Reproduce the entire listing word for word.

**Data listing:**
_____

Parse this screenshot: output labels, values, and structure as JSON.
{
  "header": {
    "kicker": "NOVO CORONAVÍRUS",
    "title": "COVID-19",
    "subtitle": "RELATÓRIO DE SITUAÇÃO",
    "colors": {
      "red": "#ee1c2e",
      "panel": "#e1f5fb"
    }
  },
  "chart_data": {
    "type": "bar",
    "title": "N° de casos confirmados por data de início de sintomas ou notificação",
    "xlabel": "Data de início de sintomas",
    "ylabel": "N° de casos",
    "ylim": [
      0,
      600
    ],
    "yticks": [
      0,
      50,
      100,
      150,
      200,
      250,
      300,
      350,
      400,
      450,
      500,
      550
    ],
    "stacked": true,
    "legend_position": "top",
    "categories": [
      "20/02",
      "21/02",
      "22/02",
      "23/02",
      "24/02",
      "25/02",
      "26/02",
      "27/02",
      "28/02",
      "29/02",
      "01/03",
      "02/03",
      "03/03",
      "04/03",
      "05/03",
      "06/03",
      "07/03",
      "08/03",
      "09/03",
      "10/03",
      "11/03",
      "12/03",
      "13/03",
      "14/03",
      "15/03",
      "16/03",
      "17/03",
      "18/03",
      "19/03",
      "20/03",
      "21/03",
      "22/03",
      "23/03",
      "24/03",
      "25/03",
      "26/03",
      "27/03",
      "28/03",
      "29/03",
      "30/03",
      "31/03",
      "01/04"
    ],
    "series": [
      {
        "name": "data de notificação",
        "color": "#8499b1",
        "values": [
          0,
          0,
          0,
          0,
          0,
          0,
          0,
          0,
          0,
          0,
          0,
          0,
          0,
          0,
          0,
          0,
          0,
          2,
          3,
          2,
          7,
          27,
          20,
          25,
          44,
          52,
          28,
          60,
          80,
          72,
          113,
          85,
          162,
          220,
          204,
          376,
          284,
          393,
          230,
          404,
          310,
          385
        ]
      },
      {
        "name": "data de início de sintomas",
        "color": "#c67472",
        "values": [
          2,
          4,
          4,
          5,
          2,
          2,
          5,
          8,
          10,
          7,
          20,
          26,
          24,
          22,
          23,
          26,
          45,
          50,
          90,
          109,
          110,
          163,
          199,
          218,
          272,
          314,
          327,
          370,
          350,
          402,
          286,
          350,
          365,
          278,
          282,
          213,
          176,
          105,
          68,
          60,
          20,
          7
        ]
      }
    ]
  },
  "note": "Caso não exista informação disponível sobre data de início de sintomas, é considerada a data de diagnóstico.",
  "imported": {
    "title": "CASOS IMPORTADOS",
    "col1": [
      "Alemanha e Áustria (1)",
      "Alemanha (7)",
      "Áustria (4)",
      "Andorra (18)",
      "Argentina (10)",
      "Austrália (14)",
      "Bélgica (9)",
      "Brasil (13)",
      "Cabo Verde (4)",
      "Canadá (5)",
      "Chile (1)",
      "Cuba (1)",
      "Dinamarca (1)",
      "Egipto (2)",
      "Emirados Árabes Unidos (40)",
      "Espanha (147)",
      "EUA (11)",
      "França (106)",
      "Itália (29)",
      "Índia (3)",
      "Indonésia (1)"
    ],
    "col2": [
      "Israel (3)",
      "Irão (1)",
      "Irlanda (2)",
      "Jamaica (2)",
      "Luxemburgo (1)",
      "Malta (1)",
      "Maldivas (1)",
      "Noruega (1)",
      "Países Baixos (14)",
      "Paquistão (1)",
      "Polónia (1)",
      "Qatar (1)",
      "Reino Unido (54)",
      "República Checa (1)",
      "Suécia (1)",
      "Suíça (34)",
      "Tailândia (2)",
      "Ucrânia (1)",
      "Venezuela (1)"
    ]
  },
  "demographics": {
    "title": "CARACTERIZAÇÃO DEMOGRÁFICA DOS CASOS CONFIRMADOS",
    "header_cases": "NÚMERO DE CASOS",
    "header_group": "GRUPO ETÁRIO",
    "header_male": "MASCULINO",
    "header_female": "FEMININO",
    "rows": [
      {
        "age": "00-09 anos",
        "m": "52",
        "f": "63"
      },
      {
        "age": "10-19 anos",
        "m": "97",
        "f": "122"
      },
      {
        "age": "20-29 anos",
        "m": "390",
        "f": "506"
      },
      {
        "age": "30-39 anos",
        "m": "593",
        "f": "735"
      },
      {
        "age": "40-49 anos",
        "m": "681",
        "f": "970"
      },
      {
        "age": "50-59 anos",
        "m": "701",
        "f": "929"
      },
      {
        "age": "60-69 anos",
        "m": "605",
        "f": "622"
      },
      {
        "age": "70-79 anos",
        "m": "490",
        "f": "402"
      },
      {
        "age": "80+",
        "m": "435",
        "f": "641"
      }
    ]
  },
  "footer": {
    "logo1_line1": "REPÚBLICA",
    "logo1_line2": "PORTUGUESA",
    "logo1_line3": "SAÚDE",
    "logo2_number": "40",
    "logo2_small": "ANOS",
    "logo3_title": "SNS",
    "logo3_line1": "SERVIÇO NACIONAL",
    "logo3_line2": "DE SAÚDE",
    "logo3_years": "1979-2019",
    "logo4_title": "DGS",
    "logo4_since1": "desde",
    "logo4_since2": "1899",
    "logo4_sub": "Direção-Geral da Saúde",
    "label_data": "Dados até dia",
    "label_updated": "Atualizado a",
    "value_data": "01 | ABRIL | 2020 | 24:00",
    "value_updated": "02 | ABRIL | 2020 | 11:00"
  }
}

_____

**Solution below:**
Parse this screenshot: output labels, values, and structure as JSON.
{
  "header": {
    "kicker": "NOVO CORONAVÍRUS",
    "title": "COVID-19",
    "subtitle": "RELATÓRIO DE SITUAÇÃO",
    "colors": {
      "red": "#ee1c2e",
      "panel": "#e1f5fb"
    }
  },
  "chart_data": {
    "type": "bar",
    "title": "N° de casos confirmados por data de início de sintomas ou notificação",
    "xlabel": "Data de início de sintomas",
    "ylabel": "N° de casos",
    "ylim": [
      0,
      600
    ],
    "yticks": [
      0,
      50,
      100,
      150,
      200,
      250,
      300,
      350,
      400,
      450,
      500,
      550
    ],
    "stacked": true,
    "legend_position": "top",
    "categories": [
      "20/02",
      "21/02",
      "22/02",
      "23/02",
      "24/02",
      "25/02",
      "26/02",
      "27/02",
      "28/02",
      "29/02",
      "01/03",
      "02/03",
      "03/03",
      "04/03",
      "05/03",
      "06/03",
      "07/03",
      "08/03",
      "09/03",
      "10/03",
      "11/03",
      "12/03",
      "13/03",
      "14/03",
      "15/03",
      "16/03",
      "17/03",
      "18/03",
      "19/03",
      "20/03",
      "21/03",
      "22/03",
      "23/03",
      "24/03",
      "25/03",
      "26/03",
      "27/03",
      "28/03",
      "29/03",
      "30/03",
      "31/03",
      "01/04"
    ],
    "series": [
      {
        "name": "data de notificação",
        "color": "#8499b1",
        "values": [
          0,
          0,
          0,
          0,
          0,
          0,
          0,
          0,
          0,
          0,
          0,
          0,
          0,
          0,
          0,
          0,
          0,
          2,
          3,
          2,
          7,
          27,
          20,
          25,
          44,
          52,
          28,
          60,
          80,
          72,
          113,
          85,
          162,
          220,
          204,
          376,
          284,
          393,
          230,
          404,
          310,
          385
        ]
      },
      {
        "name": "data de início de sintomas",
        "color": "#c67472",
        "values": [
          2,
          4,
          4,
          5,
          2,
          2,
          5,
          8,
          10,
          7,
          20,
          26,
          24,
          22,
          23,
          26,
          45,
          50,
          90,
          109,
          110,
          163,
          199,
          218,
          272,
          314,
          327,
          370,
          350,
          402,
          286,
          350,
          365,
          278,
          282,
          213,
          176,
          105,
          68,
          60,
          20,
          7
        ]
      }
    ]
  },
  "note": "Caso não exista informação disponível sobre data de início de sintomas, é considerada a data de diagnóstico.",
  "imported": {
    "title": "CASOS IMPORTADOS",
    "col1": [
      "Alemanha e Áustria (1)",
      "Alemanha (7)",
      "Áustria (4)",
      "Andorra (18)",
      "Argentina (10)",
      "Austrália (14)",
      "Bélgica (9)",
      "Brasil (13)",
      "Cabo Verde (4)",
      "Canadá (5)",
      "Chile (1)",
      "Cuba (1)",
      "Dinamarca (1)",
      "Egipto (2)",
      "Emirados Árabes Unidos (40)",
      "Espanha (147)",
      "EUA (11)",
      "França (106)",
      "Itália (29)",
      "Índia (3)",
      "Indonésia (1)"
    ],
    "col2": [
      "Israel (3)",
      "Irão (1)",
      "Irlanda (2)",
      "Jamaica (2)",
      "Luxemburgo (1)",
      "Malta (1)",
      "Maldivas (1)",
      "Noruega (1)",
      "Países Baixos (14)",
      "Paquistão (1)",
      "Polónia (1)",
      "Qatar (1)",
      "Reino Unido (54)",
      "República Checa (1)",
      "Suécia (1)",
      "Suíça (34)",
      "Tailândia (2)",
      "Ucrânia (1)",
      "Venezuela (1)"
    ]
  },
  "demographics": {
    "title": "CARACTERIZAÇÃO DEMOGRÁFICA DOS CASOS CONFIRMADOS",
    "header_cases": "NÚMERO DE CASOS",
    "header_group": "GRUPO ETÁRIO",
    "header_male": "MASCULINO",
    "header_female": "FEMININO",
    "rows": [
      {
        "age": "00-09 anos",
        "m": "52",
        "f": "63"
      },
      {
        "age": "10-19 anos",
        "m": "97",
        "f": "122"
      },
      {
        "age": "20-29 anos",
        "m": "390",
        "f": "506"
      },
      {
        "age": "30-39 anos",
        "m": "593",
        "f": "735"
      },
      {
        "age": "40-49 anos",
        "m": "681",
        "f": "970"
      },
      {
        "age": "50-59 anos",
        "m": "701",
        "f": "929"
      },
      {
        "age": "60-69 anos",
        "m": "605",
        "f": "622"
      },
      {
        "age": "70-79 anos",
        "m": "490",
        "f": "402"
      },
      {
        "age": "80+",
        "m": "435",
        "f": "641"
      }
    ]
  },
  "footer": {
    "logo1_line1": "REPÚBLICA",
    "logo1_line2": "PORTUGUESA",
    "logo1_line3": "SAÚDE",
    "logo2_number": "40",
    "logo2_small": "ANOS",
    "logo3_title": "SNS",
    "logo3_line1": "SERVIÇO NACIONAL",
    "logo3_line2": "DE SAÚDE",
    "logo3_years": "1979-2019",
    "logo4_title": "DGS",
    "logo4_since1": "desde",
    "logo4_since2": "1899",
    "logo4_sub": "Direção-Geral da Saúde",
    "label_data": "Dados até dia",
    "label_updated": "Atualizado a",
    "value_data": "01 | ABRIL | 2020 | 24:00",
    "value_updated": "02 | ABRIL | 2020 | 11:00"
  }
}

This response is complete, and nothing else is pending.